## TASK DIRECTIONS
Your task is to write out the complete listing exactly as it is shown.

[Collected data entries]
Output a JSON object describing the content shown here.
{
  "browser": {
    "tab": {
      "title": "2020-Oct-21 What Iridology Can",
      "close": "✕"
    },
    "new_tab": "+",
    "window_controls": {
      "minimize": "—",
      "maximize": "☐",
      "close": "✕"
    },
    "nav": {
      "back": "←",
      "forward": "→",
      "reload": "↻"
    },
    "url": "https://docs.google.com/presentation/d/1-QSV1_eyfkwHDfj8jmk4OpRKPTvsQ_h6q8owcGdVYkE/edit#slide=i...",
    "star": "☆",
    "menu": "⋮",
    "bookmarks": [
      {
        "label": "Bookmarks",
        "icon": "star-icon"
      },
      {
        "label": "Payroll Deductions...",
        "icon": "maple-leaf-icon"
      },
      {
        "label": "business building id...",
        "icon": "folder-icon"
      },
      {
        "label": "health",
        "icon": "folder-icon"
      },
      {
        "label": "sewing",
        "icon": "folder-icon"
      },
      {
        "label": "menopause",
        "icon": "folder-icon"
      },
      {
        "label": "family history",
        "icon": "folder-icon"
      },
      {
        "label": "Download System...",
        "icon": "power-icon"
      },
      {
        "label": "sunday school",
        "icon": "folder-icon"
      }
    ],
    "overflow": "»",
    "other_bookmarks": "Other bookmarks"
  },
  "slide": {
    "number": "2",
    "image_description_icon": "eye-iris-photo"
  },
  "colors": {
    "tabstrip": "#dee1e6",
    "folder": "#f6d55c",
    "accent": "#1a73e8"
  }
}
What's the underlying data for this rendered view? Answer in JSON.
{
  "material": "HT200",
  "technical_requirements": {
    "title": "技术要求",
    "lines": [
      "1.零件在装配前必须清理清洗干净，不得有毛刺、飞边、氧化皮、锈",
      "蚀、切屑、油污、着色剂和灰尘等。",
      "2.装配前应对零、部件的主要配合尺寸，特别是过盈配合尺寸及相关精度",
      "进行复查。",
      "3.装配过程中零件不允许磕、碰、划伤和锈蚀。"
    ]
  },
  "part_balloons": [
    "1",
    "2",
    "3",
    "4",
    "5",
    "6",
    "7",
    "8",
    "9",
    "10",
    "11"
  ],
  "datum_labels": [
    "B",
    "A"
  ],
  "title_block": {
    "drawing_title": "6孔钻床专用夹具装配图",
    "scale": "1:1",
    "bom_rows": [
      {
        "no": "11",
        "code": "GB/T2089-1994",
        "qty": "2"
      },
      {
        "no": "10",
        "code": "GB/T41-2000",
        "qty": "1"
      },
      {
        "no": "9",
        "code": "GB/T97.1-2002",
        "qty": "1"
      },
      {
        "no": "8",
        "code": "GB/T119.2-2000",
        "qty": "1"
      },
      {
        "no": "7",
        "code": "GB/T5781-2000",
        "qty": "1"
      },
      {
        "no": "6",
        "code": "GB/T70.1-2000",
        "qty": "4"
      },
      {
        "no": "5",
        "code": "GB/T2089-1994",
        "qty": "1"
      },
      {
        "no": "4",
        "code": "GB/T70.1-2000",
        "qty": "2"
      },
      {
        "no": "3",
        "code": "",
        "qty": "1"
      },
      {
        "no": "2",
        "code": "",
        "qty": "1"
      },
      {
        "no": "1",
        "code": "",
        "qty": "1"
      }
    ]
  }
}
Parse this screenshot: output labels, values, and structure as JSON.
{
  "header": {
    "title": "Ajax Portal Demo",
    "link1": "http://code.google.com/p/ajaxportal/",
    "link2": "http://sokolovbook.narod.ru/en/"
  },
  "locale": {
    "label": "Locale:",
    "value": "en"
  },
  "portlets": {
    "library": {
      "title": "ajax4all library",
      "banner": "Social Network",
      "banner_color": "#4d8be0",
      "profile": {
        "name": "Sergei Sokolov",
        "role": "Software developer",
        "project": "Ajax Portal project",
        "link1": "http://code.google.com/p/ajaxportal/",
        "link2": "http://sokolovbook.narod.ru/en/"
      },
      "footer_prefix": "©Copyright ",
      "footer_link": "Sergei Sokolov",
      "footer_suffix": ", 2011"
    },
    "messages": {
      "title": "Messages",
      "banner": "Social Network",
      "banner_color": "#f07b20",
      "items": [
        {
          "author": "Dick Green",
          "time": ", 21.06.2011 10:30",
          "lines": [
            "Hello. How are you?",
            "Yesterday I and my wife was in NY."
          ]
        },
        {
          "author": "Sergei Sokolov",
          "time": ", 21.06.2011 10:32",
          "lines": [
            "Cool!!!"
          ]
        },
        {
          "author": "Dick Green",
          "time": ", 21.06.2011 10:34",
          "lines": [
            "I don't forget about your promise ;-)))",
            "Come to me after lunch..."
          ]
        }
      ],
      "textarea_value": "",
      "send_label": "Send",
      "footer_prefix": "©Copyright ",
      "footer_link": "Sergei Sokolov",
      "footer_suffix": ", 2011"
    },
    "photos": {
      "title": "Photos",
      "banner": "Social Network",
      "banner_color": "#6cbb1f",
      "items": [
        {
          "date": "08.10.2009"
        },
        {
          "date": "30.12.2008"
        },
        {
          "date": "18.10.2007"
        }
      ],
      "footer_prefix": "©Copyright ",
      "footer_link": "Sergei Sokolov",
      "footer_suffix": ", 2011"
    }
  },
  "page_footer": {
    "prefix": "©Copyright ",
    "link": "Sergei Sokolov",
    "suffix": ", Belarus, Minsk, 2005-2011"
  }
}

## ANSWER TO THE TASK
Output a JSON object describing the content shown here.
{
  "browser": {
    "tab": {
      "title": "2020-Oct-21 What Iridology Can",
      "close": "✕"
    },
    "new_tab": "+",
    "window_controls": {
      "minimize": "—",
      "maximize": "☐",
      "close": "✕"
    },
    "nav": {
      "back": "←",
      "forward": "→",
      "reload": "↻"
    },
    "url": "https://docs.google.com/presentation/d/1-QSV1_eyfkwHDfj8jmk4OpRKPTvsQ_h6q8owcGdVYkE/edit#slide=i...",
    "star": "☆",
    "menu": "⋮",
    "bookmarks": [
      {
        "label": "Bookmarks",
        "icon": "star-icon"
      },
      {
        "label": "Payroll Deductions...",
        "icon": "maple-leaf-icon"
      },
      {
        "label": "business building id...",
        "icon": "folder-icon"
      },
      {
        "label": "health",
        "icon": "folder-icon"
      },
      {
        "label": "sewing",
        "icon": "folder-icon"
      },
      {
        "label": "menopause",
        "icon": "folder-icon"
      },
      {
        "label": "family history",
        "icon": "folder-icon"
      },
      {
        "label": "Download System...",
        "icon": "power-icon"
      },
      {
        "label": "sunday school",
        "icon": "folder-icon"
      }
    ],
    "overflow": "»",
    "other_bookmarks": "Other bookmarks"
  },
  "slide": {
    "number": "2",
    "image_description_icon": "eye-iris-photo"
  },
  "colors": {
    "tabstrip": "#dee1e6",
    "folder": "#f6d55c",
    "accent": "#1a73e8"
  }
}
What's the underlying data for this rendered view? Answer in JSON.
{
  "material": "HT200",
  "technical_requirements": {
    "title": "技术要求",
    "lines": [
      "1.零件在装配前必须清理清洗干净，不得有毛刺、飞边、氧化皮、锈",
      "蚀、切屑、油污、着色剂和灰尘等。",
      "2.装配前应对零、部件的主要配合尺寸，特别是过盈配合尺寸及相关精度",
      "进行复查。",
      "3.装配过程中零件不允许磕、碰、划伤和锈蚀。"
    ]
  },
  "part_balloons": [
    "1",
    "2",
    "3",
    "4",
    "5",
    "6",
    "7",
    "8",
    "9",
    "10",
    "11"
  ],
  "datum_labels": [
    "B",
    "A"
  ],
  "title_block": {
    "drawing_title": "6孔钻床专用夹具装配图",
    "scale": "1:1",
    "bom_rows": [
      {
        "no": "11",
        "code": "GB/T2089-1994",
        "qty": "2"
      },
      {
        "no": "10",
        "code": "GB/T41-2000",
        "qty": "1"
      },
      {
        "no": "9",
        "code": "GB/T97.1-2002",
        "qty": "1"
      },
      {
        "no": "8",
        "code": "GB/T119.2-2000",
        "qty": "1"
      },
      {
        "no": "7",
        "code": "GB/T5781-2000",
        "qty": "1"
      },
      {
        "no": "6",
        "code": "GB/T70.1-2000",
        "qty": "4"
      },
      {
        "no": "5",
        "code": "GB/T2089-1994",
        "qty": "1"
      },
      {
        "no": "4",
        "code": "GB/T70.1-2000",
        "qty": "2"
      },
      {
        "no": "3",
        "code": "",
        "qty": "1"
      },
      {
        "no": "2",
        "code": "",
        "qty": "1"
      },
      {
        "no": "1",
        "code": "",
        "qty": "1"
      }
    ]
  }
}
Parse this screenshot: output labels, values, and structure as JSON.
{
  "header": {
    "title": "Ajax Portal Demo",
    "link1": "http://code.google.com/p/ajaxportal/",
    "link2": "http://sokolovbook.narod.ru/en/"
  },
  "locale": {
    "label": "Locale:",
    "value": "en"
  },
  "portlets": {
    "library": {
      "title": "ajax4all library",
      "banner": "Social Network",
      "banner_color": "#4d8be0",
      "profile": {
        "name": "Sergei Sokolov",
        "role": "Software developer",
        "project": "Ajax Portal project",
        "link1": "http://code.google.com/p/ajaxportal/",
        "link2": "http://sokolovbook.narod.ru/en/"
      },
      "footer_prefix": "©Copyright ",
      "footer_link": "Sergei Sokolov",
      "footer_suffix": ", 2011"
    },
    "messages": {
      "title": "Messages",
      "banner": "Social Network",
      "banner_color": "#f07b20",
      "items": [
        {
          "author": "Dick Green",
          "time": ", 21.06.2011 10:30",
          "lines": [
            "Hello. How are you?",
            "Yesterday I and my wife was in NY."
          ]
        },
        {
          "author": "Sergei Sokolov",
          "time": ", 21.06.2011 10:32",
          "lines": [
            "Cool!!!"
          ]
        },
        {
          "author": "Dick Green",
          "time": ", 21.06.2011 10:34",
          "lines": [
            "I don't forget about your promise ;-)))",
            "Come to me after lunch..."
          ]
        }
      ],
      "textarea_value": "",
      "send_label": "Send",
      "footer_prefix": "©Copyright ",
      "footer_link": "Sergei Sokolov",
      "footer_suffix": ", 2011"
    },
    "photos": {
      "title": "Photos",
      "banner": "Social Network",
      "banner_color": "#6cbb1f",
      "items": [
        {
          "date": "08.10.2009"
        },
        {
          "date": "30.12.2008"
        },
        {
          "date": "18.10.2007"
        }
      ],
      "footer_prefix": "©Copyright ",
      "footer_link": "Sergei Sokolov",
      "footer_suffix": ", 2011"
    }
  },
  "page_footer": {
    "prefix": "©Copyright ",
    "link": "Sergei Sokolov",
    "suffix": ", Belarus, Minsk, 2005-2011"
  }
}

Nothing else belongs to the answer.